(Prompt) Find how many lines hold the word "平凉市昌通运输有限责任公司" and give that number only.

— Start The records —

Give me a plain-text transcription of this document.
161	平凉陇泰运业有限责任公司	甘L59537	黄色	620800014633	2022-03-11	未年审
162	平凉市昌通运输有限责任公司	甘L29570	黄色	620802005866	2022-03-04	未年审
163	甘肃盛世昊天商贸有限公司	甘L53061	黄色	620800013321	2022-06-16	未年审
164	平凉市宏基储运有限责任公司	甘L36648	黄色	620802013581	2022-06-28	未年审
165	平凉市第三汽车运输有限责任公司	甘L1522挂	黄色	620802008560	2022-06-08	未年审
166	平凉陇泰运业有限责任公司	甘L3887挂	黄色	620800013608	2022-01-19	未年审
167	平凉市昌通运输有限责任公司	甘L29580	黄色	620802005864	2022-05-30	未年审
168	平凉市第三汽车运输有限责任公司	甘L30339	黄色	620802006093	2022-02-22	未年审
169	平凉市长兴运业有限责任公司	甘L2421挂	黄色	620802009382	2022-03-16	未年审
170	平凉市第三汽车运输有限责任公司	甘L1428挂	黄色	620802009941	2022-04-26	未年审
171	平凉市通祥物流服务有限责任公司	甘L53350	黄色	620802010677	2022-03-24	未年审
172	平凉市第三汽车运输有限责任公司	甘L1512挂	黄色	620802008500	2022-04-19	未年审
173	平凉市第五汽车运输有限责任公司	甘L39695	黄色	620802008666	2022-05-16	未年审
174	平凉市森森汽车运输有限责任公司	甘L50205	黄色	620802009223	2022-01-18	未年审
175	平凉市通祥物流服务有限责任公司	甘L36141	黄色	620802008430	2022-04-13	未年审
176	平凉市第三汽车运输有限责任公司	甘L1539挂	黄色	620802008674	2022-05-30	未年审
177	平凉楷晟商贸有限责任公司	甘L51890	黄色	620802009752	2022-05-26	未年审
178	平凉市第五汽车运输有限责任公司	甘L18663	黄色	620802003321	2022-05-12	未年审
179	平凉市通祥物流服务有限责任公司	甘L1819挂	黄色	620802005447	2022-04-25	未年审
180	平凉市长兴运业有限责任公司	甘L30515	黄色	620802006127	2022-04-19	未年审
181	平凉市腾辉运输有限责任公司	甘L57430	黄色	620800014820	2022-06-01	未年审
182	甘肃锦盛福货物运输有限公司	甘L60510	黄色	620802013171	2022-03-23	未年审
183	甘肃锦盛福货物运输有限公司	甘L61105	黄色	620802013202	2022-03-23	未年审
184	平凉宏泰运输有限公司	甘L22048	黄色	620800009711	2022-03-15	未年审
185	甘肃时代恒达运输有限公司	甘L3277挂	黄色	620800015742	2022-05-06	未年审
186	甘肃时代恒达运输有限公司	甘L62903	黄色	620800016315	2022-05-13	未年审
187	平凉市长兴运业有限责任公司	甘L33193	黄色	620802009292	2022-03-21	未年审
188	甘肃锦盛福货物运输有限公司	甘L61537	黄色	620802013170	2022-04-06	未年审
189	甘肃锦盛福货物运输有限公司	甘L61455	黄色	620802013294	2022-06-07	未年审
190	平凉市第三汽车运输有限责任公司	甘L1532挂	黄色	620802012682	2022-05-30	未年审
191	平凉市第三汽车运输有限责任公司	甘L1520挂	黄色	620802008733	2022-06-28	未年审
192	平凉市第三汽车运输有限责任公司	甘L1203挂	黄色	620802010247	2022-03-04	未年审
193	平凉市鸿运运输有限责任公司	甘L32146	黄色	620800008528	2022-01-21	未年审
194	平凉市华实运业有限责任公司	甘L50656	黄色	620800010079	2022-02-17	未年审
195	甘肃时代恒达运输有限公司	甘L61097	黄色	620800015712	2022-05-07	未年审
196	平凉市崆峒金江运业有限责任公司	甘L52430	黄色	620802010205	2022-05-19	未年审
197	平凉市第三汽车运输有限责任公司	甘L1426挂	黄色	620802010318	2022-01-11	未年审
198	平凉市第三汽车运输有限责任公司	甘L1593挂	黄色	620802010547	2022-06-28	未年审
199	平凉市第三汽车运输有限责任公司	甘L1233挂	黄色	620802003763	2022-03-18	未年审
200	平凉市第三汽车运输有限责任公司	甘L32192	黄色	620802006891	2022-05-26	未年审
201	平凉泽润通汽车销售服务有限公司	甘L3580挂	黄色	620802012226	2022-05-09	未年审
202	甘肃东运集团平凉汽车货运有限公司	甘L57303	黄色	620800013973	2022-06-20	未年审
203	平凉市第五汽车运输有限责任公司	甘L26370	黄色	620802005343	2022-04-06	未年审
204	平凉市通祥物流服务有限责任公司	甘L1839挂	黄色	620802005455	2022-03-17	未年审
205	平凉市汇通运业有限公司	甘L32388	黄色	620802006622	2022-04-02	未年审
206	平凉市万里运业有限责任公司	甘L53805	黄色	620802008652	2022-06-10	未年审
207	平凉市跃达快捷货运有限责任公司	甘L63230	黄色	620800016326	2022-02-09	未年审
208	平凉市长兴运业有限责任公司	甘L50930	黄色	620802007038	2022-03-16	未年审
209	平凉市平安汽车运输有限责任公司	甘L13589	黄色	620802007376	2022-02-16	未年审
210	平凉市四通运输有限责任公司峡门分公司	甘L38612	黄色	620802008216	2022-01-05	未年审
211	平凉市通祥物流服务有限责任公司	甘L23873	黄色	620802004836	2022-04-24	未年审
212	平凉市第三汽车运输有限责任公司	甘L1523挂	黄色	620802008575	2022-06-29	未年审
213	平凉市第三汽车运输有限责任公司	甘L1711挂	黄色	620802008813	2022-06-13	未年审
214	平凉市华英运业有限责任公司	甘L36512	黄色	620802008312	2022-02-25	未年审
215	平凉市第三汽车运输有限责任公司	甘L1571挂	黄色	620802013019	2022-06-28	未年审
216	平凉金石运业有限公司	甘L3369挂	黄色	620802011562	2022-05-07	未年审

— End The records —

(Answer for this exercise) 2